Written instruction:
Reproduce all lines of the listing below in which the word "JSON" occurs.

Given records:
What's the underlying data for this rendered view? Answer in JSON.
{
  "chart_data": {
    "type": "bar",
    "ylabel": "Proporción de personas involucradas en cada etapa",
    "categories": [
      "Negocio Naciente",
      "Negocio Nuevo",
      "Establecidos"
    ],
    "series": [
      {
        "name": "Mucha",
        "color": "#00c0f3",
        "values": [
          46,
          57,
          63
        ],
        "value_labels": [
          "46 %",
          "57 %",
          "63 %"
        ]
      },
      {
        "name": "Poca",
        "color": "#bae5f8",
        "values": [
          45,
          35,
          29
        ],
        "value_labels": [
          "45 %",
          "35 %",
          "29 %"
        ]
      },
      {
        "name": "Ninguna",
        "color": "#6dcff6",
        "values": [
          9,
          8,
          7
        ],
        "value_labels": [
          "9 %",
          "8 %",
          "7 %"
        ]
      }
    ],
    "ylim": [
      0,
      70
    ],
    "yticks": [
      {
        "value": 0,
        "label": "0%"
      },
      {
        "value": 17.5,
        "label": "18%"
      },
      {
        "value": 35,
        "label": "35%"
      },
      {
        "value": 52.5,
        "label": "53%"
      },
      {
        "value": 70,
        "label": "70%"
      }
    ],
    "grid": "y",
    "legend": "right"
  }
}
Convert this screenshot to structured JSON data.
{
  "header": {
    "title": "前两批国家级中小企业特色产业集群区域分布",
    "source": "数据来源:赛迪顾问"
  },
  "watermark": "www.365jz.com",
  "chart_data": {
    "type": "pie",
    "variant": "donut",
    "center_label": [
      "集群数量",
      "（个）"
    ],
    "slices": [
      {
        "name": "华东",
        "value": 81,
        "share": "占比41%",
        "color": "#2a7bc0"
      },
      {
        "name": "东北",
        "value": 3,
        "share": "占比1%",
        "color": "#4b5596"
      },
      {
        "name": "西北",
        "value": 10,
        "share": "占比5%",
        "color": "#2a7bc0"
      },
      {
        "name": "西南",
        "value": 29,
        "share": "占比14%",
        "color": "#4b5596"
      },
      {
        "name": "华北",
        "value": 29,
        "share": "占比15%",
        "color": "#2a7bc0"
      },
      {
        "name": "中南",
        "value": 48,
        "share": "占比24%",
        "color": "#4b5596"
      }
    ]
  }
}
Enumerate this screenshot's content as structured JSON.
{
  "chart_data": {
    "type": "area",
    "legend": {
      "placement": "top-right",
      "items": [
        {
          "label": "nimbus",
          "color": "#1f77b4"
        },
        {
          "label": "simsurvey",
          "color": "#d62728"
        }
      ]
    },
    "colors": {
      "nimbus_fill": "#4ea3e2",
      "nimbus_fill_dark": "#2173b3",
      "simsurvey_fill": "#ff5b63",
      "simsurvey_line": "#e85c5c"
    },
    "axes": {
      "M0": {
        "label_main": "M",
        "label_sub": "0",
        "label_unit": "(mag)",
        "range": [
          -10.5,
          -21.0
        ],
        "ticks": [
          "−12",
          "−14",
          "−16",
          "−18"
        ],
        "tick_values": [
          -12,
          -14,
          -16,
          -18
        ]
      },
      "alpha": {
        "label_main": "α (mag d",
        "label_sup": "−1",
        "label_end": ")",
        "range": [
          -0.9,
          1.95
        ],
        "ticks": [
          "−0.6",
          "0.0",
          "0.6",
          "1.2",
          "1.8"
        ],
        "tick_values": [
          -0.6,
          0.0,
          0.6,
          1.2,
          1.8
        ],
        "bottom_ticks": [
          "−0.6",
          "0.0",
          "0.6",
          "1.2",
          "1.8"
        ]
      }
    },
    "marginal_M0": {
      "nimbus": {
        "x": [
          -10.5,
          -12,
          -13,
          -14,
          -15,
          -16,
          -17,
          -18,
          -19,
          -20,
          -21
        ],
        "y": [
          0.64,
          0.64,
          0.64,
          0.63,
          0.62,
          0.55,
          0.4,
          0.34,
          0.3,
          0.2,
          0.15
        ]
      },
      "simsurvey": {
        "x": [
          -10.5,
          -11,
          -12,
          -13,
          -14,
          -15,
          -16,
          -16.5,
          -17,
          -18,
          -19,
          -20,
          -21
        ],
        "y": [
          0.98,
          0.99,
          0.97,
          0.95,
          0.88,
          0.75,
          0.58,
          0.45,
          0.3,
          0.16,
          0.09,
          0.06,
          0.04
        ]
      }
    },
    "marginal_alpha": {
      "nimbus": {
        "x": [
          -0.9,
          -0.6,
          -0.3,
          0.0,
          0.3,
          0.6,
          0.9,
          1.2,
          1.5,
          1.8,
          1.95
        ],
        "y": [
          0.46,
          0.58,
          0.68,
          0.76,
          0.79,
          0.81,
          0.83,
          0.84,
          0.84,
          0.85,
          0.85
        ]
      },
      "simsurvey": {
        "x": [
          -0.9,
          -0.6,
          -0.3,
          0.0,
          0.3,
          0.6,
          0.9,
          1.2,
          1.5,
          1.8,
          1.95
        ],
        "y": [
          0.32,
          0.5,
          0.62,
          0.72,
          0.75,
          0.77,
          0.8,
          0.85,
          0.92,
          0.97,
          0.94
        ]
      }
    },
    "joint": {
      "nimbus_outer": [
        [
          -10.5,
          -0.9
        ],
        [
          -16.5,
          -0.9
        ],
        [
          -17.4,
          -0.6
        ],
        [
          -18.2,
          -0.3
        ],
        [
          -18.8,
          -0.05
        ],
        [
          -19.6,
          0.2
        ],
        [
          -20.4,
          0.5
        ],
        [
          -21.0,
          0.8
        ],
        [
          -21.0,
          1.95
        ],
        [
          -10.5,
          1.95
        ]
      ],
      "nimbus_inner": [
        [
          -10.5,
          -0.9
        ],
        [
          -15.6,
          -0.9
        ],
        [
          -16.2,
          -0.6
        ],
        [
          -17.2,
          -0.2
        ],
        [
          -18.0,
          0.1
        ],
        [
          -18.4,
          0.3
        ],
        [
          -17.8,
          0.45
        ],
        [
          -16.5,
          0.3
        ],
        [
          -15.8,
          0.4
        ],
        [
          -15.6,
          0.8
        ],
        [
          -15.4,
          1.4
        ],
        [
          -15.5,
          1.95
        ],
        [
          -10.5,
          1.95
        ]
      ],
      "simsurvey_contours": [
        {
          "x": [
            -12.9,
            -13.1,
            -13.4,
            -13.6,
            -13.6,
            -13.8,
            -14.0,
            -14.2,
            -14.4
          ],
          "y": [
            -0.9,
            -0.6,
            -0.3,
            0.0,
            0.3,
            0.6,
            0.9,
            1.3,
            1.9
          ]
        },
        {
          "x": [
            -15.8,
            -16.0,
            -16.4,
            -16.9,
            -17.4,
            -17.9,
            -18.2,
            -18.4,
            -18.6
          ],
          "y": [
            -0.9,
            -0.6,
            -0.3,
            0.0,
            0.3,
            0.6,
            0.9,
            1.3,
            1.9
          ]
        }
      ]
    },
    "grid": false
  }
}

Result below:
What's the underlying data for this rendered view? Answer in JSON.
Convert this screenshot to structured JSON data.
Enumerate this screenshot's content as structured JSON.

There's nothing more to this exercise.